* [Working data]:
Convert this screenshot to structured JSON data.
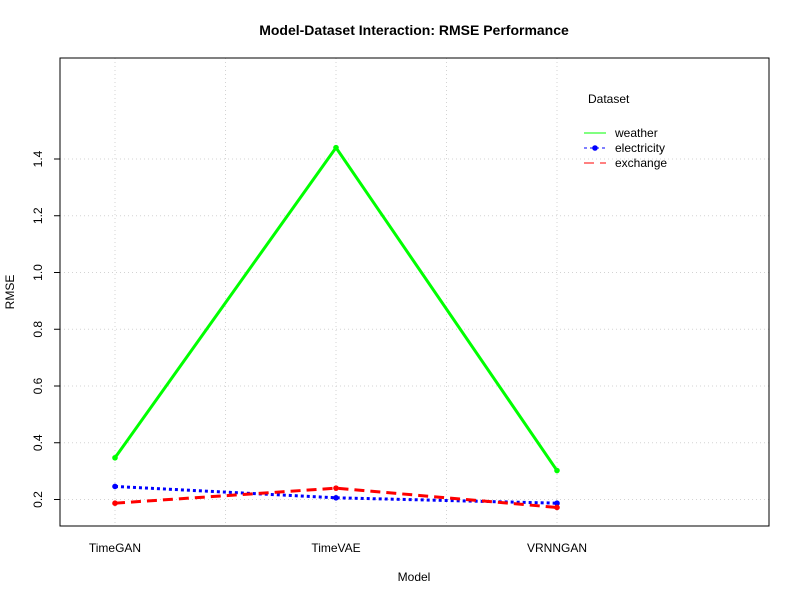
{
  "chart_data": {
    "type": "line",
    "title": "Model-Dataset Interaction: RMSE Performance",
    "xlabel": "Model",
    "ylabel": "RMSE",
    "categories": [
      "TimeGAN",
      "TimeVAE",
      "VRNNGAN"
    ],
    "ylim": [
      0.13,
      1.5
    ],
    "yticks": [
      0.2,
      0.4,
      0.6,
      0.8,
      1.0,
      1.2,
      1.4
    ],
    "ytick_labels": [
      "0.2",
      "0.4",
      "0.6",
      "0.8",
      "1.0",
      "1.2",
      "1.4"
    ],
    "grid": true,
    "legend": {
      "title": "Dataset",
      "placement": "top-right"
    },
    "series": [
      {
        "name": "weather",
        "values": [
          0.347,
          1.44,
          0.302
        ],
        "color": "#00ff00",
        "dash": "solid"
      },
      {
        "name": "electricity",
        "values": [
          0.246,
          0.206,
          0.187
        ],
        "color": "#0000ff",
        "dash": "dotted"
      },
      {
        "name": "exchange",
        "values": [
          0.187,
          0.24,
          0.172
        ],
        "color": "#ff0000",
        "dash": "dashed"
      }
    ]
  }
}
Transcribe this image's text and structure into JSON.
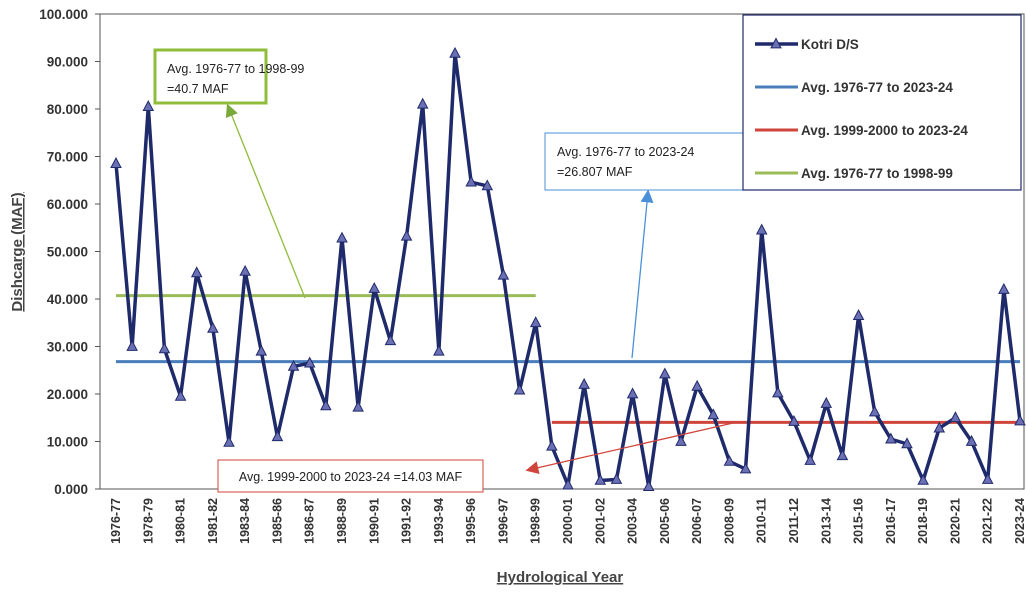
{
  "chart_data": {
    "type": "line",
    "xlabel": "Hydrological Year",
    "ylabel": "Dishcarge (MAF)",
    "categories": [
      "1976-77",
      null,
      "1978-79",
      null,
      "1980-81",
      null,
      "1981-82",
      null,
      "1983-84",
      null,
      "1985-86",
      null,
      "1986-87",
      null,
      "1988-89",
      null,
      "1990-91",
      null,
      "1991-92",
      null,
      "1993-94",
      null,
      "1995-96",
      null,
      "1996-97",
      null,
      "1998-99",
      null,
      "2000-01",
      null,
      "2001-02",
      null,
      "2003-04",
      null,
      "2005-06",
      null,
      "2006-07",
      null,
      "2008-09",
      null,
      "2010-11",
      null,
      "2011-12",
      null,
      "2013-14",
      null,
      "2015-16",
      null,
      "2016-17",
      null,
      "2018-19",
      null,
      "2020-21",
      null,
      "2021-22",
      null,
      "2023-24"
    ],
    "ylim": [
      0,
      100
    ],
    "yticks": [
      {
        "value": 0,
        "label": "0.000"
      },
      {
        "value": 10,
        "label": "10.000"
      },
      {
        "value": 20,
        "label": "20.000"
      },
      {
        "value": 30,
        "label": "30.000"
      },
      {
        "value": 40,
        "label": "40.000"
      },
      {
        "value": 50,
        "label": "50.000"
      },
      {
        "value": 60,
        "label": "60.000"
      },
      {
        "value": 70,
        "label": "70.000"
      },
      {
        "value": 80,
        "label": "80.000"
      },
      {
        "value": 90,
        "label": "90.000"
      },
      {
        "value": 100,
        "label": "100.000"
      }
    ],
    "legend": "top-right",
    "series": [
      {
        "name": "Kotri D/S",
        "color": "#1f2a6b",
        "marker": "triangle",
        "values": [
          68.5,
          30,
          80.5,
          29.5,
          19.5,
          45.5,
          33.8,
          9.8,
          45.8,
          29,
          11,
          25.8,
          26.5,
          17.5,
          52.8,
          17.2,
          42.2,
          31.2,
          53.2,
          81,
          29,
          91.7,
          64.6,
          63.8,
          45,
          20.8,
          35,
          9,
          0.8,
          22,
          1.8,
          2,
          20,
          0.5,
          24.2,
          10,
          21.6,
          15.6,
          5.8,
          4.2,
          54.5,
          20.2,
          14.2,
          6,
          18,
          7,
          36.5,
          16.2,
          10.5,
          9.5,
          1.8,
          12.8,
          15,
          10,
          2,
          42,
          14.3
        ]
      },
      {
        "name": "Avg. 1976-77 to 2023-24",
        "color": "#4a7ebb",
        "values": [
          26.807,
          26.807,
          26.807,
          26.807,
          26.807,
          26.807,
          26.807,
          26.807,
          26.807,
          26.807,
          26.807,
          26.807,
          26.807,
          26.807,
          26.807,
          26.807,
          26.807,
          26.807,
          26.807,
          26.807,
          26.807,
          26.807,
          26.807,
          26.807,
          26.807,
          26.807,
          26.807,
          26.807,
          26.807,
          26.807,
          26.807,
          26.807,
          26.807,
          26.807,
          26.807,
          26.807,
          26.807,
          26.807,
          26.807,
          26.807,
          26.807,
          26.807,
          26.807,
          26.807,
          26.807,
          26.807,
          26.807,
          26.807,
          26.807,
          26.807,
          26.807,
          26.807,
          26.807,
          26.807,
          26.807,
          26.807,
          26.807
        ]
      },
      {
        "name": "Avg. 1999-2000 to 2023-24",
        "color": "#d0453b",
        "values": [
          null,
          null,
          null,
          null,
          null,
          null,
          null,
          null,
          null,
          null,
          null,
          null,
          null,
          null,
          null,
          null,
          null,
          null,
          null,
          null,
          null,
          null,
          null,
          null,
          null,
          null,
          null,
          14.03,
          14.03,
          14.03,
          14.03,
          14.03,
          14.03,
          14.03,
          14.03,
          14.03,
          14.03,
          14.03,
          14.03,
          14.03,
          14.03,
          14.03,
          14.03,
          14.03,
          14.03,
          14.03,
          14.03,
          14.03,
          14.03,
          14.03,
          14.03,
          14.03,
          14.03,
          14.03,
          14.03,
          14.03,
          14.03
        ]
      },
      {
        "name": "Avg. 1976-77 to 1998-99",
        "color": "#9bbb59",
        "values": [
          40.7,
          40.7,
          40.7,
          40.7,
          40.7,
          40.7,
          40.7,
          40.7,
          40.7,
          40.7,
          40.7,
          40.7,
          40.7,
          40.7,
          40.7,
          40.7,
          40.7,
          40.7,
          40.7,
          40.7,
          40.7,
          40.7,
          40.7,
          40.7,
          40.7,
          40.7,
          40.7,
          null,
          null,
          null,
          null,
          null,
          null,
          null,
          null,
          null,
          null,
          null,
          null,
          null,
          null,
          null,
          null,
          null,
          null,
          null,
          null,
          null,
          null,
          null,
          null,
          null,
          null,
          null,
          null,
          null,
          null
        ]
      }
    ],
    "annotations": [
      {
        "lines": [
          "Avg. 1976-77 to 1998-99",
          "=40.7 MAF"
        ],
        "color": "#8fbc3a"
      },
      {
        "lines": [
          "Avg. 1976-77 to 2023-24",
          "=26.807 MAF"
        ],
        "color": "#4a90d9"
      },
      {
        "lines": [
          "Avg. 1999-2000 to 2023-24 =14.03 MAF"
        ],
        "color": "#d0453b"
      }
    ]
  }
}
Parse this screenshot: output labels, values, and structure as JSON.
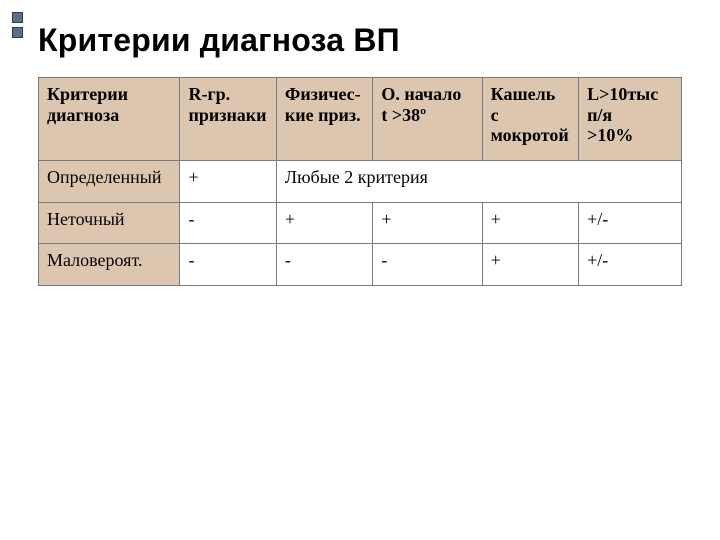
{
  "title": "Критерии диагноза ВП",
  "table": {
    "type": "table",
    "header_bg": "#dcc6af",
    "border_color": "#7a7a7a",
    "columns": [
      {
        "label_line1": "Критерии",
        "label_line2": "диагноза"
      },
      {
        "label_line1": "R-гр.",
        "label_line2": "признаки"
      },
      {
        "label_line1": "Физичес-",
        "label_line2": "кие приз."
      },
      {
        "label_line1": "О. начало",
        "label_line2": " t >38º"
      },
      {
        "label_line1": "Кашель",
        "label_line2": " с",
        "label_line3": "мокротой"
      },
      {
        "label_line1": "L>10тыс",
        "label_line2": "п/я",
        "label_line3": ">10%"
      }
    ],
    "rows": [
      {
        "label": "Определенный",
        "c1": "+",
        "merged_text": "Любые 2 критерия"
      },
      {
        "label": "Неточный",
        "c1": "-",
        "c2": "+",
        "c3": "+",
        "c4": "+",
        "c5": "+/-"
      },
      {
        "label": "Маловероят.",
        "c1": "-",
        "c2": "-",
        "c3": "-",
        "c4": "+",
        "c5": "+/-"
      }
    ]
  },
  "colors": {
    "title": "#000000",
    "text": "#000000",
    "decor_square": "#5b6f8a",
    "decor_border": "#2f3a4a",
    "background": "#ffffff"
  },
  "fonts": {
    "title_family": "Arial",
    "title_size_pt": 24,
    "body_family": "Georgia",
    "header_size_pt": 14,
    "cell_size_pt": 20
  }
}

* [Work instructions]:
Write down the number of lines where the word "Dataset" appears, and nothing further.

* [Complete response]:
2